** Start Exercise data **
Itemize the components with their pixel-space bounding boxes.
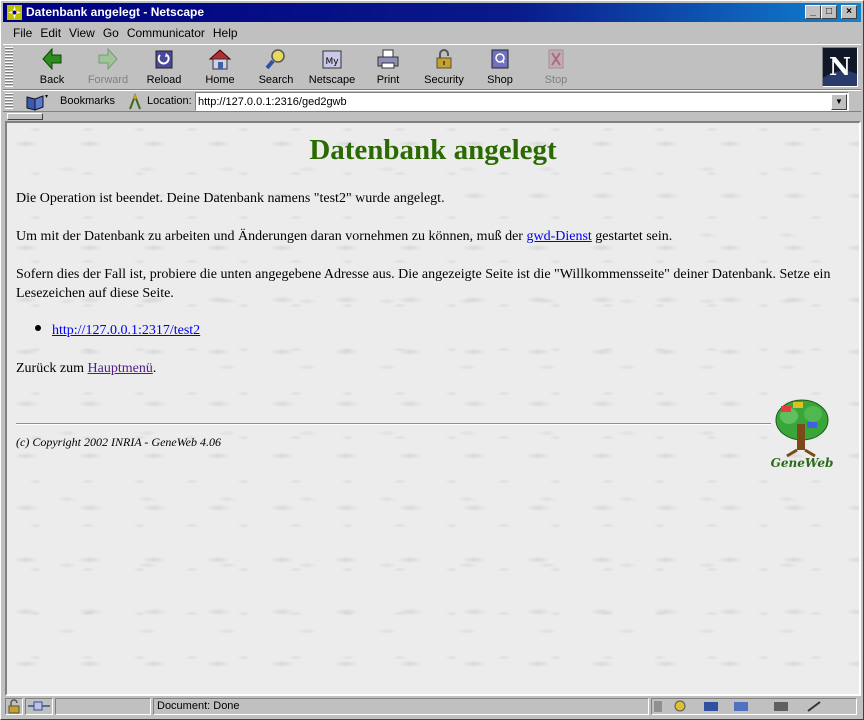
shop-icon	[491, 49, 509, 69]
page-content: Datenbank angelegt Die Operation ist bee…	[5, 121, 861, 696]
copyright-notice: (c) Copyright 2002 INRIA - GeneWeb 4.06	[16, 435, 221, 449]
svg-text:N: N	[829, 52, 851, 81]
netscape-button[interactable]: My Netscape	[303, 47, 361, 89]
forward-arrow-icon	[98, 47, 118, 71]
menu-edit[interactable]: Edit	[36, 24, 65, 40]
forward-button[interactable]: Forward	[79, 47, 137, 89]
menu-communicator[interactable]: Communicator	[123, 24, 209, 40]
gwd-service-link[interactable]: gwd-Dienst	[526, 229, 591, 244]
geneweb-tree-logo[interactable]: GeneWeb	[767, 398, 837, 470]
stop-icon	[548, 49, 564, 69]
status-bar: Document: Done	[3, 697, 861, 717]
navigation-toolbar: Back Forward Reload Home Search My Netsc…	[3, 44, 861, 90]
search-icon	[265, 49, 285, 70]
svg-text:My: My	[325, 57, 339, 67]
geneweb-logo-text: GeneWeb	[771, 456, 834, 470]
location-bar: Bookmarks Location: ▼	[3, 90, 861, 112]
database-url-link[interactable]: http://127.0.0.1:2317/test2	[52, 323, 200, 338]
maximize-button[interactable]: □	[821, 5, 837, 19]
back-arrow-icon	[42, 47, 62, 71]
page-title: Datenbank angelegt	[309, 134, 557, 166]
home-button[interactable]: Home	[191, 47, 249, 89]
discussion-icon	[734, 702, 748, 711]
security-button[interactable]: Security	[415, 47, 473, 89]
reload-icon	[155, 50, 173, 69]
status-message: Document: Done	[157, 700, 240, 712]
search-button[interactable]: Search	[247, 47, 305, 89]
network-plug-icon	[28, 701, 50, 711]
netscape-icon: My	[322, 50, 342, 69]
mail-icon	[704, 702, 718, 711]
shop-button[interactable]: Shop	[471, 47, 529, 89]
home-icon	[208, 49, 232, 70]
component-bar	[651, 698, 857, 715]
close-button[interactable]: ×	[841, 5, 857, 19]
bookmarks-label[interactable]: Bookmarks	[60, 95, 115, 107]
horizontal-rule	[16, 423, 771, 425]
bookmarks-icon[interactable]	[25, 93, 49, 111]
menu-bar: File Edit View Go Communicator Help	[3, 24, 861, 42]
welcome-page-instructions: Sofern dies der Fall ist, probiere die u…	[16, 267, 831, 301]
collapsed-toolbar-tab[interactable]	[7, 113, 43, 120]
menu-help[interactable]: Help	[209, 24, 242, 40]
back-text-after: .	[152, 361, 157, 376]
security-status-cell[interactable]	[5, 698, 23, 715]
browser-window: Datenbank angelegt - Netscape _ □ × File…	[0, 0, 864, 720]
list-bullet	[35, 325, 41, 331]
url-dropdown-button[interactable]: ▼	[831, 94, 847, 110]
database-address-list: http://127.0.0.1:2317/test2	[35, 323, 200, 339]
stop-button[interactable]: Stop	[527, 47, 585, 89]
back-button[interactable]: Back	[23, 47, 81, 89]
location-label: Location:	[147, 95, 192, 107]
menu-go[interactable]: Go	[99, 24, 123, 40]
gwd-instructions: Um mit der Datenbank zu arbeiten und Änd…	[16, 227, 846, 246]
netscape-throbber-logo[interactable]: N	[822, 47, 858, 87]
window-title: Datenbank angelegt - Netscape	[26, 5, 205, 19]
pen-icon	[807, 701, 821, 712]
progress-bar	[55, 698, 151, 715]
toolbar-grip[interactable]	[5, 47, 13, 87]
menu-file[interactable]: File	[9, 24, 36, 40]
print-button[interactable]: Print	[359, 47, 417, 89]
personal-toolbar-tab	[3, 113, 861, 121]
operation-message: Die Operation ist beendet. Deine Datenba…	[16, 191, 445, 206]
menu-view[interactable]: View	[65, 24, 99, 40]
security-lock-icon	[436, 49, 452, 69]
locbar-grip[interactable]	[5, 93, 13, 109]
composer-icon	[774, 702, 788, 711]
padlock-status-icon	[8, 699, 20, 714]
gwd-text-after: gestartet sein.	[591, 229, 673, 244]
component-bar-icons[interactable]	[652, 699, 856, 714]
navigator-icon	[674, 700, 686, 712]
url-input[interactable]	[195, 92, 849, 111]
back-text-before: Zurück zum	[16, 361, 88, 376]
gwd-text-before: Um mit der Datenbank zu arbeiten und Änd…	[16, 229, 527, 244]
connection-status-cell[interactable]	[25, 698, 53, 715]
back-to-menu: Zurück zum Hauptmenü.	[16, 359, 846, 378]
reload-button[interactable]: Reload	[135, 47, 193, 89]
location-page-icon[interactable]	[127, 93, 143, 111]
** End Exercise data **
* **To do**
Rewrite the lines from the line with "49, 509, 69]" to the line with "229, 591, 244]", changing "interactable" to "clickable" and leaving everything else the same.

* **Result of this task**
shop-icon	[491, 49, 509, 69]
page-content: Datenbank angelegt Die Operation ist bee…	[5, 121, 861, 696]
copyright-notice: (c) Copyright 2002 INRIA - GeneWeb 4.06	[16, 435, 221, 449]
svg-text:N: N	[829, 52, 851, 81]
netscape-button[clickable]: My Netscape	[303, 47, 361, 89]
forward-arrow-icon	[98, 47, 118, 71]
menu-edit[clickable]: Edit	[36, 24, 65, 40]
forward-button[clickable]: Forward	[79, 47, 137, 89]
menu-communicator[clickable]: Communicator	[123, 24, 209, 40]
gwd-service-link[clickable]: gwd-Dienst	[526, 229, 591, 244]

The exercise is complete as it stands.